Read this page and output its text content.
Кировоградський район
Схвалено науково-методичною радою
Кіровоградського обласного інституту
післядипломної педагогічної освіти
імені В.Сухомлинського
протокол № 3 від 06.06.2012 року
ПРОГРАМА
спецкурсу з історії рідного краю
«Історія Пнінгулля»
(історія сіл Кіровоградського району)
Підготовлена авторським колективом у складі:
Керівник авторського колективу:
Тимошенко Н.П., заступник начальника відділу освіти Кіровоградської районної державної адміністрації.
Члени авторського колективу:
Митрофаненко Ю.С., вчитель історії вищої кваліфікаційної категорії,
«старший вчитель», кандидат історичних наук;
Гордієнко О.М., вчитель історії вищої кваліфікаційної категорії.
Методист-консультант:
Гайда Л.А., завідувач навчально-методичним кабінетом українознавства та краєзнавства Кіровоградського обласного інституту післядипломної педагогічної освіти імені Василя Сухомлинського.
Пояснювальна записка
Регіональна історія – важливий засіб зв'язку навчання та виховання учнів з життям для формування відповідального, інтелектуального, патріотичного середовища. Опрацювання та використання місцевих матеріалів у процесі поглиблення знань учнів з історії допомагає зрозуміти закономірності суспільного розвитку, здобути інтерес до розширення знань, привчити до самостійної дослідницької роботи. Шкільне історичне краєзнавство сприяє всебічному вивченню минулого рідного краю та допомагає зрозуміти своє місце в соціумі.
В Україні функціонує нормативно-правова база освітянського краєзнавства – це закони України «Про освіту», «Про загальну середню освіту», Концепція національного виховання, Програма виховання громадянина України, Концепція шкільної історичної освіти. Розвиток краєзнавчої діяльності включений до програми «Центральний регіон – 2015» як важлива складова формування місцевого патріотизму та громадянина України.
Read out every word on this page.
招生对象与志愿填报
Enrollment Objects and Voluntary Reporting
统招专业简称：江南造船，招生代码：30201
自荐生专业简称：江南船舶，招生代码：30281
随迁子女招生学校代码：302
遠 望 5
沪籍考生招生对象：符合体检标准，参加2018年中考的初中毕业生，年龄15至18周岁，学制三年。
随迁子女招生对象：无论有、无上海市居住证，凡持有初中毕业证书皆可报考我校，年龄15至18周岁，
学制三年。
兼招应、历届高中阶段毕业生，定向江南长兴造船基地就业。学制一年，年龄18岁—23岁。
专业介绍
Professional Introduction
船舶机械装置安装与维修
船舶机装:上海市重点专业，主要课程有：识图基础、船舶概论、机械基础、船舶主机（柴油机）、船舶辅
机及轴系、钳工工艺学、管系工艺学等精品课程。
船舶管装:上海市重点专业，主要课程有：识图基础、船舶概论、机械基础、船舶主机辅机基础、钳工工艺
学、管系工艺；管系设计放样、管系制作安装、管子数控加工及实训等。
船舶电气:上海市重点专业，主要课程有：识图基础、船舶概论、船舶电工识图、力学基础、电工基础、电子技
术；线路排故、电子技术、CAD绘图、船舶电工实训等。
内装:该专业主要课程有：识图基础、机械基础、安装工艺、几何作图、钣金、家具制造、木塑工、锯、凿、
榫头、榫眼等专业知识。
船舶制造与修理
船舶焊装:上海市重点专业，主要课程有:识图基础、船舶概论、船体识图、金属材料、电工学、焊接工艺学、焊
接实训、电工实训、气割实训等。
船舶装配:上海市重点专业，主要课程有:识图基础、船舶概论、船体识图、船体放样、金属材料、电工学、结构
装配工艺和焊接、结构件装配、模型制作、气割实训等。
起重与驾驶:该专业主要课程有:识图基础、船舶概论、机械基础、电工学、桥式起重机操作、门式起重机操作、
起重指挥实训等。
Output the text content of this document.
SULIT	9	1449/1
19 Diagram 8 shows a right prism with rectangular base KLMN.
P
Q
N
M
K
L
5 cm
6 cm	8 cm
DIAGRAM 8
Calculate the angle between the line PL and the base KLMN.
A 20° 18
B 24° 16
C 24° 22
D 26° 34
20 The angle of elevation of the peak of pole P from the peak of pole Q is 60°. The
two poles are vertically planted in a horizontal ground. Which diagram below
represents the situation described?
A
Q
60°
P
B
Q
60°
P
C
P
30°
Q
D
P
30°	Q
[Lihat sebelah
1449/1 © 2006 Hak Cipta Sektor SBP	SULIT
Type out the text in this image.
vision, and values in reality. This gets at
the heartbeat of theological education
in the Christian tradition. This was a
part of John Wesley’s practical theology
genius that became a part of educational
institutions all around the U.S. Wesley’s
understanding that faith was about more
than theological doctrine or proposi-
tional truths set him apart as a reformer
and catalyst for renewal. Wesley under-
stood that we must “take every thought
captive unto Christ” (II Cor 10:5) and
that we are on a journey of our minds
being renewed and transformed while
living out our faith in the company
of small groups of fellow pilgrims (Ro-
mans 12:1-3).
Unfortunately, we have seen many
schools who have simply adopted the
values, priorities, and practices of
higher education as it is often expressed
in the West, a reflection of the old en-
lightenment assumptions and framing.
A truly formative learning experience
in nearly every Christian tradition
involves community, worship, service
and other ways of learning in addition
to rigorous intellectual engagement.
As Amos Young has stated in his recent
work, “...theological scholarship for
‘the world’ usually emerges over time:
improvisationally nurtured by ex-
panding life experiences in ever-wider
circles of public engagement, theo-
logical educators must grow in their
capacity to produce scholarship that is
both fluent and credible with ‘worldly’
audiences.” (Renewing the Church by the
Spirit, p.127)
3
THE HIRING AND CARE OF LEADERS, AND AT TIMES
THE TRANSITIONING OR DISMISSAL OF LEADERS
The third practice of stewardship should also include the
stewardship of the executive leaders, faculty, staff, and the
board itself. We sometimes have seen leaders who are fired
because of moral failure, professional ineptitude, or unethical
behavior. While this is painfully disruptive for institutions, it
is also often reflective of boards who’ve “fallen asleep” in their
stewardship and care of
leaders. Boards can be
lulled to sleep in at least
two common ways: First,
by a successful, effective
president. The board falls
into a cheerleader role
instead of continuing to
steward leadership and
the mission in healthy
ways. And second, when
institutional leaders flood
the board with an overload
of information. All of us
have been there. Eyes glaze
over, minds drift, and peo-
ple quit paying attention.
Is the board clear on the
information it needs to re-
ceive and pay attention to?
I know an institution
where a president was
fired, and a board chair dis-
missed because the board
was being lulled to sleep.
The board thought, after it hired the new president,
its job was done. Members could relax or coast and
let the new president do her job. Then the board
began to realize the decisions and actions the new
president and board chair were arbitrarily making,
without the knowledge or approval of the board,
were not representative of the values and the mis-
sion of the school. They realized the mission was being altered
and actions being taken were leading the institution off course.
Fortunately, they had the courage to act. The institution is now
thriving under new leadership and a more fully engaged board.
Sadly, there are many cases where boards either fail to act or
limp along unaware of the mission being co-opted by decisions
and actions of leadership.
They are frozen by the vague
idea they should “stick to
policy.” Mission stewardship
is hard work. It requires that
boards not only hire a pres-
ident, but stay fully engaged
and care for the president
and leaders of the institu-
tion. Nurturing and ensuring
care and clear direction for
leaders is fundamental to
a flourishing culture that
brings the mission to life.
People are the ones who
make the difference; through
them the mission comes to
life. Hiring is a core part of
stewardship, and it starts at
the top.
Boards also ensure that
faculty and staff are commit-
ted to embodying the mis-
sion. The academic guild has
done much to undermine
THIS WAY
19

---+---

## EXERCISE PROMPT
Restate the records, all of them, precisely as written.

## RESULT
Read this page and output its text content.
Кировоградський район
Схвалено науково-методичною радою
Кіровоградського обласного інституту
післядипломної педагогічної освіти
імені В.Сухомлинського
протокол № 3 від 06.06.2012 року
ПРОГРАМА
спецкурсу з історії рідного краю
«Історія Пнінгулля»
(історія сіл Кіровоградського району)
Підготовлена авторським колективом у складі:
Керівник авторського колективу:
Тимошенко Н.П., заступник начальника відділу освіти Кіровоградської районної державної адміністрації.
Члени авторського колективу:
Митрофаненко Ю.С., вчитель історії вищої кваліфікаційної категорії,
«старший вчитель», кандидат історичних наук;
Гордієнко О.М., вчитель історії вищої кваліфікаційної категорії.
Методист-консультант:
Гайда Л.А., завідувач навчально-методичним кабінетом українознавства та краєзнавства Кіровоградського обласного інституту післядипломної педагогічної освіти імені Василя Сухомлинського.
Пояснювальна записка
Регіональна історія – важливий засіб зв'язку навчання та виховання учнів з життям для формування відповідального, інтелектуального, патріотичного середовища. Опрацювання та використання місцевих матеріалів у процесі поглиблення знань учнів з історії допомагає зрозуміти закономірності суспільного розвитку, здобути інтерес до розширення знань, привчити до самостійної дослідницької роботи. Шкільне історичне краєзнавство сприяє всебічному вивченню минулого рідного краю та допомагає зрозуміти своє місце в соціумі.
В Україні функціонує нормативно-правова база освітянського краєзнавства – це закони України «Про освіту», «Про загальну середню освіту», Концепція національного виховання, Програма виховання громадянина України, Концепція шкільної історичної освіти. Розвиток краєзнавчої діяльності включений до програми «Центральний регіон – 2015» як важлива складова формування місцевого патріотизму та громадянина України.
Read out every word on this page.
招生对象与志愿填报
Enrollment Objects and Voluntary Reporting
统招专业简称：江南造船，招生代码：30201
自荐生专业简称：江南船舶，招生代码：30281
随迁子女招生学校代码：302
遠 望 5
沪籍考生招生对象：符合体检标准，参加2018年中考的初中毕业生，年龄15至18周岁，学制三年。
随迁子女招生对象：无论有、无上海市居住证，凡持有初中毕业证书皆可报考我校，年龄15至18周岁，
学制三年。
兼招应、历届高中阶段毕业生，定向江南长兴造船基地就业。学制一年，年龄18岁—23岁。
专业介绍
Professional Introduction
船舶机械装置安装与维修
船舶机装:上海市重点专业，主要课程有：识图基础、船舶概论、机械基础、船舶主机（柴油机）、船舶辅
机及轴系、钳工工艺学、管系工艺学等精品课程。
船舶管装:上海市重点专业，主要课程有：识图基础、船舶概论、机械基础、船舶主机辅机基础、钳工工艺
学、管系工艺；管系设计放样、管系制作安装、管子数控加工及实训等。
船舶电气:上海市重点专业，主要课程有：识图基础、船舶概论、船舶电工识图、力学基础、电工基础、电子技
术；线路排故、电子技术、CAD绘图、船舶电工实训等。
内装:该专业主要课程有：识图基础、机械基础、安装工艺、几何作图、钣金、家具制造、木塑工、锯、凿、
榫头、榫眼等专业知识。
船舶制造与修理
船舶焊装:上海市重点专业，主要课程有:识图基础、船舶概论、船体识图、金属材料、电工学、焊接工艺学、焊
接实训、电工实训、气割实训等。
船舶装配:上海市重点专业，主要课程有:识图基础、船舶概论、船体识图、船体放样、金属材料、电工学、结构
装配工艺和焊接、结构件装配、模型制作、气割实训等。
起重与驾驶:该专业主要课程有:识图基础、船舶概论、机械基础、电工学、桥式起重机操作、门式起重机操作、
起重指挥实训等。
Output the text content of this document.
SULIT	9	1449/1
19 Diagram 8 shows a right prism with rectangular base KLMN.
P
Q
N
M
K
L
5 cm
6 cm	8 cm
DIAGRAM 8
Calculate the angle between the line PL and the base KLMN.
A 20° 18
B 24° 16
C 24° 22
D 26° 34
20 The angle of elevation of the peak of pole P from the peak of pole Q is 60°. The
two poles are vertically planted in a horizontal ground. Which diagram below
represents the situation described?
A
Q
60°
P
B
Q
60°
P
C
P
30°
Q
D
P
30°	Q
[Lihat sebelah
1449/1 © 2006 Hak Cipta Sektor SBP	SULIT
Type out the text in this image.
vision, and values in reality. This gets at
the heartbeat of theological education
in the Christian tradition. This was a
part of John Wesley’s practical theology
genius that became a part of educational
institutions all around the U.S. Wesley’s
understanding that faith was about more
than theological doctrine or proposi-
tional truths set him apart as a reformer
and catalyst for renewal. Wesley under-
stood that we must “take every thought
captive unto Christ” (II Cor 10:5) and
that we are on a journey of our minds
being renewed and transformed while
living out our faith in the company
of small groups of fellow pilgrims (Ro-
mans 12:1-3).
Unfortunately, we have seen many
schools who have simply adopted the
values, priorities, and practices of
higher education as it is often expressed
in the West, a reflection of the old en-
lightenment assumptions and framing.
A truly formative learning experience
in nearly every Christian tradition
involves community, worship, service
and other ways of learning in addition
to rigorous intellectual engagement.
As Amos Young has stated in his recent
work, “...theological scholarship for
‘the world’ usually emerges over time:
improvisationally nurtured by ex-
panding life experiences in ever-wider
circles of public engagement, theo-
logical educators must grow in their
capacity to produce scholarship that is
both fluent and credible with ‘worldly’
audiences.” (Renewing the Church by the
Spirit, p.127)
3
THE HIRING AND CARE OF LEADERS, AND AT TIMES
THE TRANSITIONING OR DISMISSAL OF LEADERS
The third practice of stewardship should also include the
stewardship of the executive leaders, faculty, staff, and the
board itself. We sometimes have seen leaders who are fired
because of moral failure, professional ineptitude, or unethical
behavior. While this is painfully disruptive for institutions, it
is also often reflective of boards who’ve “fallen asleep” in their
stewardship and care of
leaders. Boards can be
lulled to sleep in at least
two common ways: First,
by a successful, effective
president. The board falls
into a cheerleader role
instead of continuing to
steward leadership and
the mission in healthy
ways. And second, when
institutional leaders flood
the board with an overload
of information. All of us
have been there. Eyes glaze
over, minds drift, and peo-
ple quit paying attention.
Is the board clear on the
information it needs to re-
ceive and pay attention to?
I know an institution
where a president was
fired, and a board chair dis-
missed because the board
was being lulled to sleep.
The board thought, after it hired the new president,
its job was done. Members could relax or coast and
let the new president do her job. Then the board
began to realize the decisions and actions the new
president and board chair were arbitrarily making,
without the knowledge or approval of the board,
were not representative of the values and the mis-
sion of the school. They realized the mission was being altered
and actions being taken were leading the institution off course.
Fortunately, they had the courage to act. The institution is now
thriving under new leadership and a more fully engaged board.
Sadly, there are many cases where boards either fail to act or
limp along unaware of the mission being co-opted by decisions
and actions of leadership.
They are frozen by the vague
idea they should “stick to
policy.” Mission stewardship
is hard work. It requires that
boards not only hire a pres-
ident, but stay fully engaged
and care for the president
and leaders of the institu-
tion. Nurturing and ensuring
care and clear direction for
leaders is fundamental to
a flourishing culture that
brings the mission to life.
People are the ones who
make the difference; through
them the mission comes to
life. Hiring is a core part of
stewardship, and it starts at
the top.
Boards also ensure that
faculty and staff are commit-
ted to embodying the mis-
sion. The academic guild has
done much to undermine
THIS WAY
19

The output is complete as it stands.